* _SET TASK_:
Find each line with "were" and copy it.

▽

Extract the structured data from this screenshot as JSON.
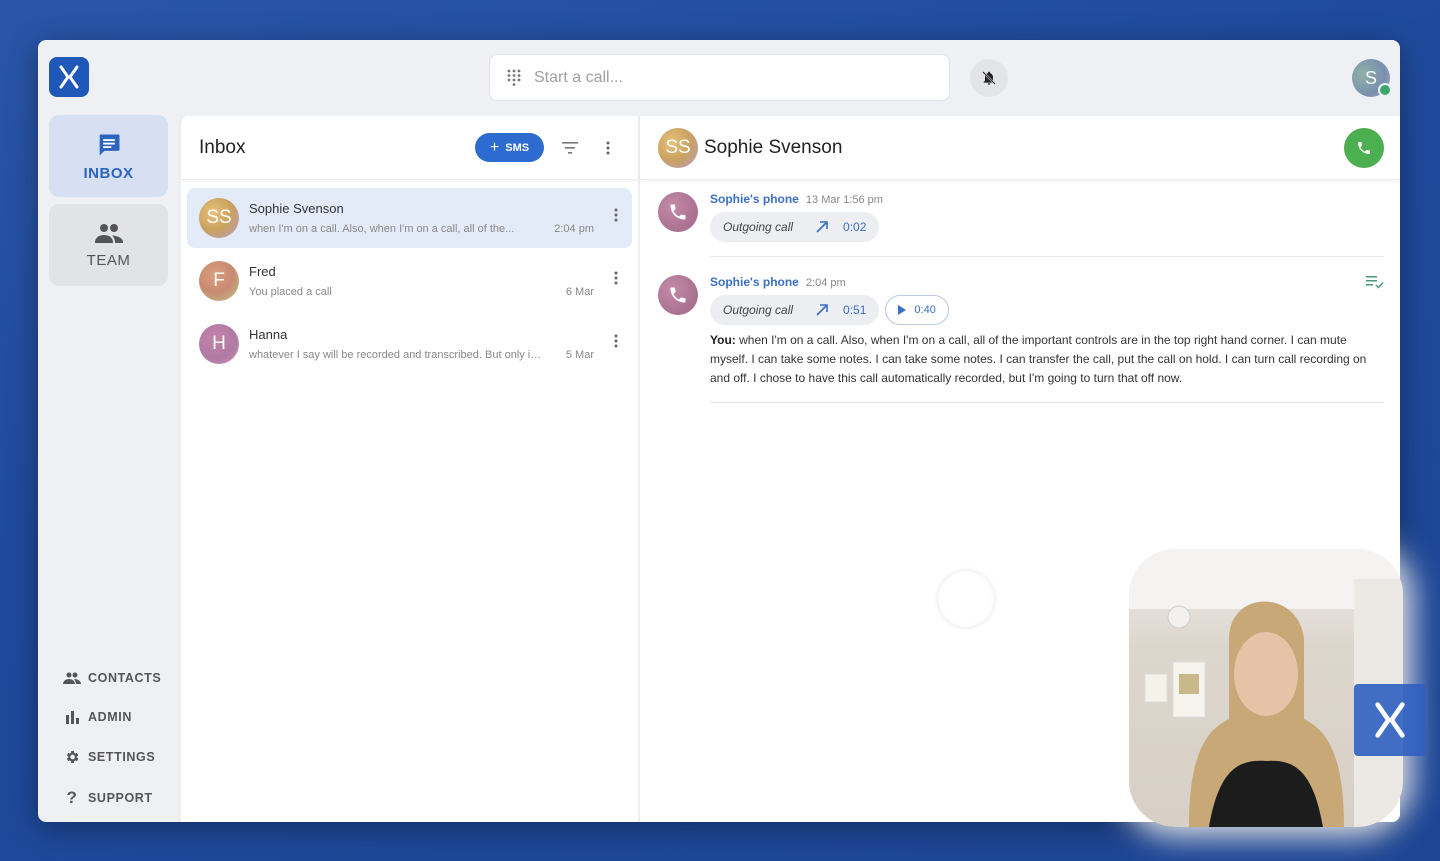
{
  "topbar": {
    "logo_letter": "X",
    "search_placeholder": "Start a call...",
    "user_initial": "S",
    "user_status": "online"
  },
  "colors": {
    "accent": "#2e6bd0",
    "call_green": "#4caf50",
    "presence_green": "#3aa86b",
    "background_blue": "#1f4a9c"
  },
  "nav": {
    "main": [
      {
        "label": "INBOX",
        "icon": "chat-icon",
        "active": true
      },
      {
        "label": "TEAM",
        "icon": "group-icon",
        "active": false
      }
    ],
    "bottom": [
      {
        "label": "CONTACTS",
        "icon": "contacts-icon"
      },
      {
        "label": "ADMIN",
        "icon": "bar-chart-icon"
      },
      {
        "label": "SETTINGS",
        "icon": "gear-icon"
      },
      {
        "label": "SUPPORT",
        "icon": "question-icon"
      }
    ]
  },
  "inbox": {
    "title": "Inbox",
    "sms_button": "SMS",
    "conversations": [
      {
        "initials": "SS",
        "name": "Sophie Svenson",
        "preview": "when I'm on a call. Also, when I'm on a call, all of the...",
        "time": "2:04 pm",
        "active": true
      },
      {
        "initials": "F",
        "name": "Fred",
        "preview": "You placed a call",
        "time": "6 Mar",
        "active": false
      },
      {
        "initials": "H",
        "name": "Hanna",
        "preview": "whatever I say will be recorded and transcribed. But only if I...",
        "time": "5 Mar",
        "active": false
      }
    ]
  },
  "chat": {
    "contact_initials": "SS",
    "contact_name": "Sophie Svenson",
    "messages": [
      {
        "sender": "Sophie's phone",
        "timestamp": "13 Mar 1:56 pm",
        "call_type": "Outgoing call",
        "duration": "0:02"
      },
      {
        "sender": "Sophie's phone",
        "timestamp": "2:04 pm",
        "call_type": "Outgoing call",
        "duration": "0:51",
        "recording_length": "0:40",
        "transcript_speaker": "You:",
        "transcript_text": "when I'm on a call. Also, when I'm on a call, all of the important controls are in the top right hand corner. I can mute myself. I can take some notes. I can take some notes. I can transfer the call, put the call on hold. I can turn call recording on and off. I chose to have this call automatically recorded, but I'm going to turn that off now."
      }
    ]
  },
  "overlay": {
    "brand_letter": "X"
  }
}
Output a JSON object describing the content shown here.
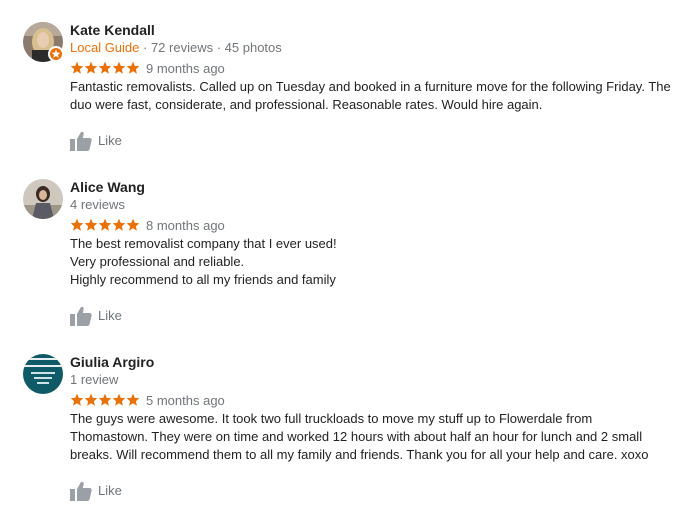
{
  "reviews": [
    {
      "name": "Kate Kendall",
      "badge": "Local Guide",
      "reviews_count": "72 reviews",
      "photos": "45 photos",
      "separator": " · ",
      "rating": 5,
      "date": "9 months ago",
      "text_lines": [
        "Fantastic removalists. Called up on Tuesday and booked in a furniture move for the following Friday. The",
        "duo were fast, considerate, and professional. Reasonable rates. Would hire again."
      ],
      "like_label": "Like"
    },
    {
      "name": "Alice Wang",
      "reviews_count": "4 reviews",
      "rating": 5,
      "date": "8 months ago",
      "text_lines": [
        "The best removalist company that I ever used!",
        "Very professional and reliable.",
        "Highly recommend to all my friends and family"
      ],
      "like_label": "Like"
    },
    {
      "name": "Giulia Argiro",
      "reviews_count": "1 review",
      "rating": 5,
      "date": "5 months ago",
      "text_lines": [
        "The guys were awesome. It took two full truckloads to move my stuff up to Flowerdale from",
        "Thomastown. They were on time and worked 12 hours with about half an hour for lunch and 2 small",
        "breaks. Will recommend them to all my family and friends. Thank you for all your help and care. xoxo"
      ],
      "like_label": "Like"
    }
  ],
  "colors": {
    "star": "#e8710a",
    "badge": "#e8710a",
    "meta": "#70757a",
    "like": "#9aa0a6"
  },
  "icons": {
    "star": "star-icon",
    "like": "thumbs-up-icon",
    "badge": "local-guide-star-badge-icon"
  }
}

△
▽

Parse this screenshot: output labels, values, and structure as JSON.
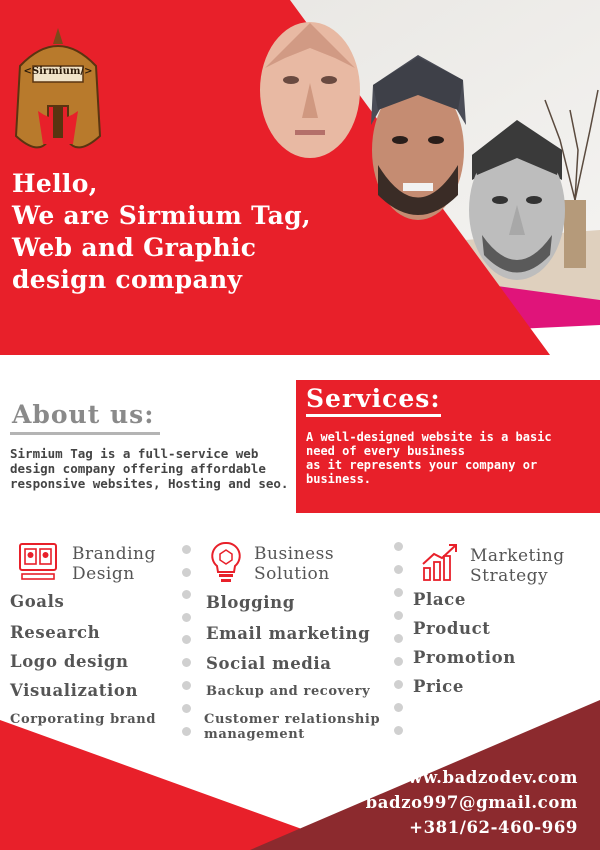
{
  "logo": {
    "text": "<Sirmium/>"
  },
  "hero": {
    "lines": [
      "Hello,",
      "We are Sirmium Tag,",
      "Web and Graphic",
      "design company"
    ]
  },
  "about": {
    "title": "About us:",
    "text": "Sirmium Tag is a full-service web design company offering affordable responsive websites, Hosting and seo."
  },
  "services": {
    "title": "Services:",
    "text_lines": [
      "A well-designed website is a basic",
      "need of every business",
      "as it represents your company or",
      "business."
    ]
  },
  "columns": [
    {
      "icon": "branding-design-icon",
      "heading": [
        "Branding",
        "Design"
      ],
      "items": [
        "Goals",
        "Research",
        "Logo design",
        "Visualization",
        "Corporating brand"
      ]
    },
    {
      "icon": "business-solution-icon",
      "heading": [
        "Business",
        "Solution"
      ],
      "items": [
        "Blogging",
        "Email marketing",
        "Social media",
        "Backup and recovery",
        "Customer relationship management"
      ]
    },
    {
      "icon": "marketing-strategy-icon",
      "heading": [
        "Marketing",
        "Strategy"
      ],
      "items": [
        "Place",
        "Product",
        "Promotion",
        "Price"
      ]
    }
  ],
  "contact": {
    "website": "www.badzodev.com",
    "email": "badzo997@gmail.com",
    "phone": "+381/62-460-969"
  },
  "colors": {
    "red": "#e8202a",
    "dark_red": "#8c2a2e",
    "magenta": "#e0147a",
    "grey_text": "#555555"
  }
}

△
▽

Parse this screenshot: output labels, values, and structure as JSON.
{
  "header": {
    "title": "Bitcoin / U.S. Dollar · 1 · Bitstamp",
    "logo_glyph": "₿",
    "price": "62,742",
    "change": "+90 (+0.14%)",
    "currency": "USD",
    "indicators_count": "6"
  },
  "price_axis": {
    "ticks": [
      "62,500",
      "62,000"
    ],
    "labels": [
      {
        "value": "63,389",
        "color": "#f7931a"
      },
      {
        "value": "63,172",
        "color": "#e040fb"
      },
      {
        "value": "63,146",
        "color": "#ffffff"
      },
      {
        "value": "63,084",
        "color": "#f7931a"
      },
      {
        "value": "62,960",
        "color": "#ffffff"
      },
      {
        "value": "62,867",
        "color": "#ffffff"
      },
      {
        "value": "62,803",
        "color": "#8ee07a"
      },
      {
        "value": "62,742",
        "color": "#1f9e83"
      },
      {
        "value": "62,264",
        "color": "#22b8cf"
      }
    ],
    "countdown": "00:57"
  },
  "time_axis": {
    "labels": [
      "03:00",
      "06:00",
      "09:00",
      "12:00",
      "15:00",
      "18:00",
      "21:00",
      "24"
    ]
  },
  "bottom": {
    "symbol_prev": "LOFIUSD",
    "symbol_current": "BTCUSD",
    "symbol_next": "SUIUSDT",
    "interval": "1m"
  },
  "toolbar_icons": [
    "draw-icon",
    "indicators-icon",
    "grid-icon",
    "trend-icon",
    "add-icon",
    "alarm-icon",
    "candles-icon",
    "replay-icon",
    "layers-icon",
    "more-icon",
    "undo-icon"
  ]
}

△

* _REPLY_:
        "duo were fast, considerate, and professional. Reasonable rates. Would hire again."
        "The guys were awesome. It took two full truckloads to move my stuff up to Flowerdale from",
        "Thomastown. They were on time and worked 12 hours with about half an hour for lunch and 2 small",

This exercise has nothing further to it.